▶ **Task objective**
Scan the material that follows. Copy every line containing the word "сторон".

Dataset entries

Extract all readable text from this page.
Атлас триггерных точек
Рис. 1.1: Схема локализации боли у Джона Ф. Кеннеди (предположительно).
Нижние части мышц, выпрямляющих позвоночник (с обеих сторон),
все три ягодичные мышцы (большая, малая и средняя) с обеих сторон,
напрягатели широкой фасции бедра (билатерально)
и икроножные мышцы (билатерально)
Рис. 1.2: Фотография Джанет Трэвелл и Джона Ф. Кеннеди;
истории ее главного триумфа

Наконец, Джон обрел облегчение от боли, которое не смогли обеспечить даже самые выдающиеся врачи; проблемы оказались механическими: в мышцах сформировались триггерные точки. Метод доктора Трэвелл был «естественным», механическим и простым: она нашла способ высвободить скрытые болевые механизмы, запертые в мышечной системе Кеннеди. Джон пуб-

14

▶ **The result**
Нижние части мышц, выпрямляющих позвоночник (с обеих сторон),
все три ягодичные мышцы (большая, малая и средняя) с обеих сторон,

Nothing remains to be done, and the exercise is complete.